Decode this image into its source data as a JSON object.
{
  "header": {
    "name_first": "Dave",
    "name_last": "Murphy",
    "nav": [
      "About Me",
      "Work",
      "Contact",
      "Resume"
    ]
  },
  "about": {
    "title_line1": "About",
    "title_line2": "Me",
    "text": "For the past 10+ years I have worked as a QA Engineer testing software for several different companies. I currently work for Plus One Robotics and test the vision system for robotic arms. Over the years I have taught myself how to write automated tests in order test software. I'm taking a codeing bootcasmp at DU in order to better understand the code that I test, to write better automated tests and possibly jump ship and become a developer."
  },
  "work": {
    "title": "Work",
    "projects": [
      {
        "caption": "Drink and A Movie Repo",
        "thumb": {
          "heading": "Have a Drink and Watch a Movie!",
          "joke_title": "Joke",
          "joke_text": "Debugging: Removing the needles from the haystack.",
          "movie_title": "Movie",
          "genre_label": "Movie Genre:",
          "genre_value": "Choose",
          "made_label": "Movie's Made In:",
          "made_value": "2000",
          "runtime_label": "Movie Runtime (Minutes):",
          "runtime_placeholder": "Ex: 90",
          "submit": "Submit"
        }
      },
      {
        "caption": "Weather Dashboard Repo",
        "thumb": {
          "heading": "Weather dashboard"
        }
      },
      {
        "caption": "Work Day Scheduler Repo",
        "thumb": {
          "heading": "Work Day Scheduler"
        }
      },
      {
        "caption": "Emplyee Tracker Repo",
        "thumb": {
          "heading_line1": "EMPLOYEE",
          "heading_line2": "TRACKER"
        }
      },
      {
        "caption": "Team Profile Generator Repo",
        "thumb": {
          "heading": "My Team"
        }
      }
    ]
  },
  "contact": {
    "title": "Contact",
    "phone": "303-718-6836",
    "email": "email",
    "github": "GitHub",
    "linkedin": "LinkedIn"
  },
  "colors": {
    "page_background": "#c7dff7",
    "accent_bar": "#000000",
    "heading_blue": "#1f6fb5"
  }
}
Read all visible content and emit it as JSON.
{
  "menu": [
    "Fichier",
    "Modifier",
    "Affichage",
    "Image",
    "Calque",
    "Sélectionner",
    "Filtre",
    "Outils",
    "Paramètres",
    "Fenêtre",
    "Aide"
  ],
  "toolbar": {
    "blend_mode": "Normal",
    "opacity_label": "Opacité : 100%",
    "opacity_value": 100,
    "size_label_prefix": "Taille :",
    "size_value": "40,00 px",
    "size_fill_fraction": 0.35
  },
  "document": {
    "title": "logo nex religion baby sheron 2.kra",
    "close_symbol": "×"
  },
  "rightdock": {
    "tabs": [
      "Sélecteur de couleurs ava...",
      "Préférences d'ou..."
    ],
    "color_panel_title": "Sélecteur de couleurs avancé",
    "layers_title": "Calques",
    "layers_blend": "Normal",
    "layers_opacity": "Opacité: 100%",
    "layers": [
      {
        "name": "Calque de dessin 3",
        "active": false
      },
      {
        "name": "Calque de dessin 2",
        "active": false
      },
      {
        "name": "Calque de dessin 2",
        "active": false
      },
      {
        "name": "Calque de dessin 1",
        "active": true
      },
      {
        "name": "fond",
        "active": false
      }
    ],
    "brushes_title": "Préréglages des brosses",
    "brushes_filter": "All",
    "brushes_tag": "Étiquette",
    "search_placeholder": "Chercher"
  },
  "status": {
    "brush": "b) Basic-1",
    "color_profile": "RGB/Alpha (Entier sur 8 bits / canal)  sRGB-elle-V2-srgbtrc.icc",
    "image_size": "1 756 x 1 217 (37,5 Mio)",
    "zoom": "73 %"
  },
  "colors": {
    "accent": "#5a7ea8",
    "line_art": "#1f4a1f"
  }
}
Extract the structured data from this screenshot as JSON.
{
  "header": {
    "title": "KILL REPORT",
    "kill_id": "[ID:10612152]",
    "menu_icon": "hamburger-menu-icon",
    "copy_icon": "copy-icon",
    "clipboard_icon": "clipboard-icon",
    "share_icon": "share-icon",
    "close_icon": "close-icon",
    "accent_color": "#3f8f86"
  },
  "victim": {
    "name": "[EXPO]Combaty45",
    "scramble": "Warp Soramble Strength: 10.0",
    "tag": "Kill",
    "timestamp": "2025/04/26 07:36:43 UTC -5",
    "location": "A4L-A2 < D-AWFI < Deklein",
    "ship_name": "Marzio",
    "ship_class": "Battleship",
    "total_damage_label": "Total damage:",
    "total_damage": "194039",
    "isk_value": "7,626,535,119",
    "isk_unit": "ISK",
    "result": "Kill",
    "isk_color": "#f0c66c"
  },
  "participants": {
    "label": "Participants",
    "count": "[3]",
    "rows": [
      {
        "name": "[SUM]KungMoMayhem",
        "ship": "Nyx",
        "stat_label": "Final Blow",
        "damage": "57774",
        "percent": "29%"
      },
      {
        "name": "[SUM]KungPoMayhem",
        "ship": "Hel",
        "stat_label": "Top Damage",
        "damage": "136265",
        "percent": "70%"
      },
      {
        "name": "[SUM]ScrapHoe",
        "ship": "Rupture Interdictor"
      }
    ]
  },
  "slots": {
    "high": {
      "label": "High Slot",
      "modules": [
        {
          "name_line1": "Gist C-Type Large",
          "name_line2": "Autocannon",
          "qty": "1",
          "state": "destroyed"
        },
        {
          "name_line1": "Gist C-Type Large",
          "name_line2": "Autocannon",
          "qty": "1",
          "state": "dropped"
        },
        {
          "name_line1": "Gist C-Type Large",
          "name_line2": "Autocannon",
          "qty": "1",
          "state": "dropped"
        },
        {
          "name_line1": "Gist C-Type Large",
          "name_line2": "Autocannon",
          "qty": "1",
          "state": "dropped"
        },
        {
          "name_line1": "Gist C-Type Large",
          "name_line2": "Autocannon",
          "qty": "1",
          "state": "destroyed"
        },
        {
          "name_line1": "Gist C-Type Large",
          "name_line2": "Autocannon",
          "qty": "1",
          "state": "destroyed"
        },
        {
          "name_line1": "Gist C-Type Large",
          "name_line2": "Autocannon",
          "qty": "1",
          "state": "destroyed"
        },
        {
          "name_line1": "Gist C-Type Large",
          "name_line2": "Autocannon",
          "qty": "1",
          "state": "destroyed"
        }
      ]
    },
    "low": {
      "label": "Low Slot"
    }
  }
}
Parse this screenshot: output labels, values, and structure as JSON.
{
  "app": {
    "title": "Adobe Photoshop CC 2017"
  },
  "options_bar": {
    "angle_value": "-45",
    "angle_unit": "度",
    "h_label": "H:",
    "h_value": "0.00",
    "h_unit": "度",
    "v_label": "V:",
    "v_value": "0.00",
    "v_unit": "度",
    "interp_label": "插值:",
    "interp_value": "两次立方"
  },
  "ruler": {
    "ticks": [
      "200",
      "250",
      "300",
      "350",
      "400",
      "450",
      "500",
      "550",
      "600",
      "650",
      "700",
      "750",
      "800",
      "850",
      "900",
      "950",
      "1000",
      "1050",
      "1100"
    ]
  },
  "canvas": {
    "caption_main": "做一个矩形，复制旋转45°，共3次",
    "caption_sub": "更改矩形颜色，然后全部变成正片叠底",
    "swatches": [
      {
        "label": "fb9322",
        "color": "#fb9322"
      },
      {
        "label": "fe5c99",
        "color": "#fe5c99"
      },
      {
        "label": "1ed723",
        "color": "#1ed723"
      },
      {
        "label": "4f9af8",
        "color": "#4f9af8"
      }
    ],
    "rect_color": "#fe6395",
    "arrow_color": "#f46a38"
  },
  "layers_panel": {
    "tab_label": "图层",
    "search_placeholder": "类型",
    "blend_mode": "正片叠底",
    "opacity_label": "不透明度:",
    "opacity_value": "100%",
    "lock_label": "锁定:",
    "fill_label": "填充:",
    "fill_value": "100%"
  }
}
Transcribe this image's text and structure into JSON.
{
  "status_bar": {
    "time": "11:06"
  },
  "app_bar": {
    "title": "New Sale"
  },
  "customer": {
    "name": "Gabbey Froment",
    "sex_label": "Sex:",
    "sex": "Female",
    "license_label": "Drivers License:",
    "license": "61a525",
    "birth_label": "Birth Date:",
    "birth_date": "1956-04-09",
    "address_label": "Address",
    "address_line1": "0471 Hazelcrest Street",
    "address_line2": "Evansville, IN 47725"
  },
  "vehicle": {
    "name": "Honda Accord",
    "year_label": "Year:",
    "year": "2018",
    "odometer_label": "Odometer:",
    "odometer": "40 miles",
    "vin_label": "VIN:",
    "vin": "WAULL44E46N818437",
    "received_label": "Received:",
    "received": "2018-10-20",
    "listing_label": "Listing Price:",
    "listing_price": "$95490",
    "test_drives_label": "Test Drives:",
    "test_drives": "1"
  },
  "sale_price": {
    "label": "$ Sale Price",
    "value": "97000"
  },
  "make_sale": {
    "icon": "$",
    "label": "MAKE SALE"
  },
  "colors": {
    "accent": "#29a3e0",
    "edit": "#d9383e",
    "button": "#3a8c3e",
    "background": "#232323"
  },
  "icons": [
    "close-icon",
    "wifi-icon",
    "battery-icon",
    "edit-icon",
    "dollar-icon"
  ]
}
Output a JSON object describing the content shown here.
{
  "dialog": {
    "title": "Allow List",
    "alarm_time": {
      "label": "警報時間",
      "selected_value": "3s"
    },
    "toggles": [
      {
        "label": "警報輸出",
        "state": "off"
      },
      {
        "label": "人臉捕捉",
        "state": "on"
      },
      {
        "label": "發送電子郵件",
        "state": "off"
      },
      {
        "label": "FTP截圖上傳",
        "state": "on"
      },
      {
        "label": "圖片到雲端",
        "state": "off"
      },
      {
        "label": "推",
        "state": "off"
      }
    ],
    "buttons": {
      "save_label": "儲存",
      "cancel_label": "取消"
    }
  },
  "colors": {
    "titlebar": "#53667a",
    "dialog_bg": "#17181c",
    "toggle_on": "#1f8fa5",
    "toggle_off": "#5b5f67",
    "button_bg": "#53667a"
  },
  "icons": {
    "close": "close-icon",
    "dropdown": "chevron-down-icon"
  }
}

+--

§ **Directive**: Gather each line from the entries above that includes the word "couleurs".

§ **Response to this exercise**:
      "Sélecteur de couleurs ava...",
    "color_panel_title": "Sélecteur de couleurs avancé",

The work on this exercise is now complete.